* [Given exercise]: Repeat the records verbatim and leave the pictures out of your copy.

Stored records
________________________

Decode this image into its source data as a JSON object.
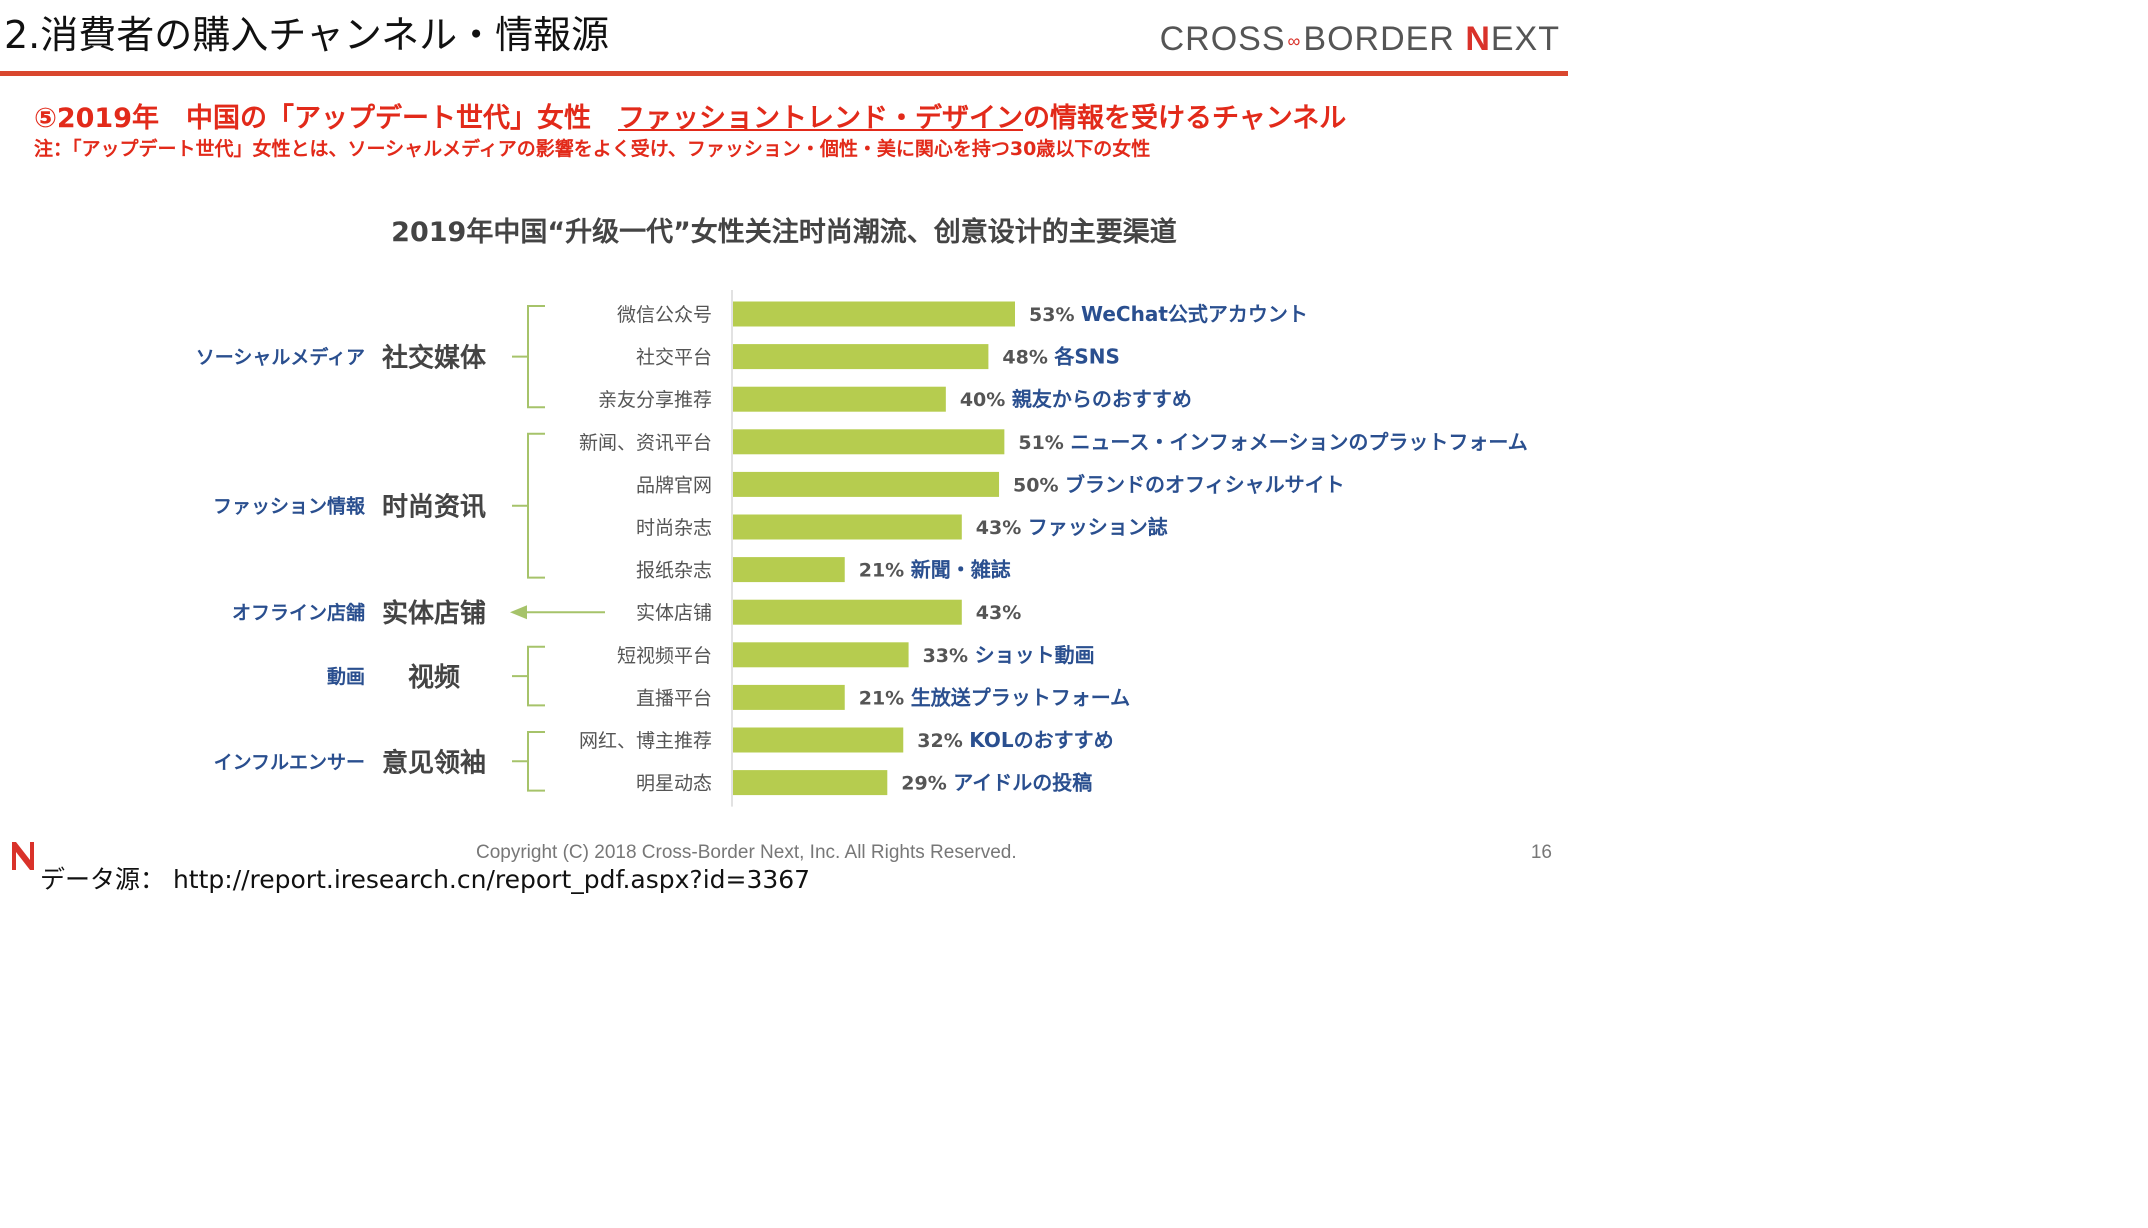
{
  "header": {
    "title": "2.消費者の購入チャンネル・情報源",
    "logo_part1": "CROSS",
    "logo_mark": "∞",
    "logo_part2": "BORDER",
    "logo_n": "N",
    "logo_part3": "EXT"
  },
  "subtitle": {
    "prefix": "⑤2019年　中国の「アップデート世代」女性　",
    "underlined": "ファッショントレンド・デザイン",
    "suffix": "の情報を受けるチャンネル"
  },
  "note": "注：「アップデート世代」女性とは、ソーシャルメディアの影響をよく受け、ファッション・個性・美に関心を持つ30歳以下の女性",
  "colors": {
    "accent": "#e22a1a",
    "rule": "#d9472e",
    "bar": "#b6cc4f",
    "bracket": "#a6c36a",
    "annotation": "#2a4f8f"
  },
  "chart_data": {
    "type": "bar",
    "orientation": "horizontal",
    "title": "2019年中国“升级一代”女性关注时尚潮流、创意设计的主要渠道",
    "categories": [
      "微信公众号",
      "社交平台",
      "亲友分享推荐",
      "新闻、资讯平台",
      "品牌官网",
      "时尚杂志",
      "报纸杂志",
      "实体店铺",
      "短视频平台",
      "直播平台",
      "网红、博主推荐",
      "明星动态"
    ],
    "values": [
      53,
      48,
      40,
      51,
      50,
      43,
      21,
      43,
      33,
      21,
      32,
      29
    ],
    "value_labels": [
      "53%",
      "48%",
      "40%",
      "51%",
      "50%",
      "43%",
      "21%",
      "43%",
      "33%",
      "21%",
      "32%",
      "29%"
    ],
    "japanese_labels": [
      "WeChat公式アカウント",
      "各SNS",
      "親友からのおすすめ",
      "ニュース・インフォメーションのプラットフォーム",
      "ブランドのオフィシャルサイト",
      "ファッション誌",
      "新聞・雑誌",
      "",
      "ショット動画",
      "生放送プラットフォーム",
      "KOLのおすすめ",
      "アイドルの投稿"
    ],
    "groups": [
      {
        "name_cn": "社交媒体",
        "name_jp": "ソーシャルメディア",
        "start": 0,
        "end": 2
      },
      {
        "name_cn": "时尚资讯",
        "name_jp": "ファッション情報",
        "start": 3,
        "end": 6
      },
      {
        "name_cn": "实体店铺",
        "name_jp": "オフライン店舗",
        "start": 7,
        "end": 7
      },
      {
        "name_cn": "视频",
        "name_jp": "動画",
        "start": 8,
        "end": 9
      },
      {
        "name_cn": "意见领袖",
        "name_jp": "インフルエンサー",
        "start": 10,
        "end": 11
      }
    ],
    "xlim": [
      0,
      100
    ],
    "grid": false,
    "legend": "none"
  },
  "footer": {
    "copyright": "Copyright (C) 2018 Cross-Border Next, Inc. All Rights Reserved.",
    "page": "16",
    "source": "データ源： http://report.iresearch.cn/report_pdf.aspx?id=3367"
  }
}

________________________

* [Task answer]:
Decode this image into its source data as a JSON object.
{
  "header": {
    "title": "2.消費者の購入チャンネル・情報源",
    "logo_part1": "CROSS",
    "logo_mark": "∞",
    "logo_part2": "BORDER",
    "logo_n": "N",
    "logo_part3": "EXT"
  },
  "subtitle": {
    "prefix": "⑤2019年　中国の「アップデート世代」女性　",
    "underlined": "ファッショントレンド・デザイン",
    "suffix": "の情報を受けるチャンネル"
  },
  "note": "注：「アップデート世代」女性とは、ソーシャルメディアの影響をよく受け、ファッション・個性・美に関心を持つ30歳以下の女性",
  "colors": {
    "accent": "#e22a1a",
    "rule": "#d9472e",
    "bar": "#b6cc4f",
    "bracket": "#a6c36a",
    "annotation": "#2a4f8f"
  },
  "chart_data": {
    "type": "bar",
    "orientation": "horizontal",
    "title": "2019年中国“升级一代”女性关注时尚潮流、创意设计的主要渠道",
    "categories": [
      "微信公众号",
      "社交平台",
      "亲友分享推荐",
      "新闻、资讯平台",
      "品牌官网",
      "时尚杂志",
      "报纸杂志",
      "实体店铺",
      "短视频平台",
      "直播平台",
      "网红、博主推荐",
      "明星动态"
    ],
    "values": [
      53,
      48,
      40,
      51,
      50,
      43,
      21,
      43,
      33,
      21,
      32,
      29
    ],
    "value_labels": [
      "53%",
      "48%",
      "40%",
      "51%",
      "50%",
      "43%",
      "21%",
      "43%",
      "33%",
      "21%",
      "32%",
      "29%"
    ],
    "japanese_labels": [
      "WeChat公式アカウント",
      "各SNS",
      "親友からのおすすめ",
      "ニュース・インフォメーションのプラットフォーム",
      "ブランドのオフィシャルサイト",
      "ファッション誌",
      "新聞・雑誌",
      "",
      "ショット動画",
      "生放送プラットフォーム",
      "KOLのおすすめ",
      "アイドルの投稿"
    ],
    "groups": [
      {
        "name_cn": "社交媒体",
        "name_jp": "ソーシャルメディア",
        "start": 0,
        "end": 2
      },
      {
        "name_cn": "时尚资讯",
        "name_jp": "ファッション情報",
        "start": 3,
        "end": 6
      },
      {
        "name_cn": "实体店铺",
        "name_jp": "オフライン店舗",
        "start": 7,
        "end": 7
      },
      {
        "name_cn": "视频",
        "name_jp": "動画",
        "start": 8,
        "end": 9
      },
      {
        "name_cn": "意见领袖",
        "name_jp": "インフルエンサー",
        "start": 10,
        "end": 11
      }
    ],
    "xlim": [
      0,
      100
    ],
    "grid": false,
    "legend": "none"
  },
  "footer": {
    "copyright": "Copyright (C) 2018 Cross-Border Next, Inc. All Rights Reserved.",
    "page": "16",
    "source": "データ源： http://report.iresearch.cn/report_pdf.aspx?id=3367"
  }
}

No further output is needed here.